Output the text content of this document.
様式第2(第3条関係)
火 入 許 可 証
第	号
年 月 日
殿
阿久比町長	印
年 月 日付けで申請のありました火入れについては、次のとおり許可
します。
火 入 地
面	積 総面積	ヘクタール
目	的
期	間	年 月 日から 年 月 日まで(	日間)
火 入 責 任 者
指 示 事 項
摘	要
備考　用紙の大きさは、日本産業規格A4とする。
========================================================================
Take the lines above and print them exactly.

*FULL SOLUTION*:
Output the text content of this document.
様式第2(第3条関係)
火 入 許 可 証
第	号
年 月 日
殿
阿久比町長	印
年 月 日付けで申請のありました火入れについては、次のとおり許可
します。
火 入 地
面	積 総面積	ヘクタール
目	的
期	間	年 月 日から 年 月 日まで(	日間)
火 入 責 任 者
指 示 事 項
摘	要
備考　用紙の大きさは、日本産業規格A4とする。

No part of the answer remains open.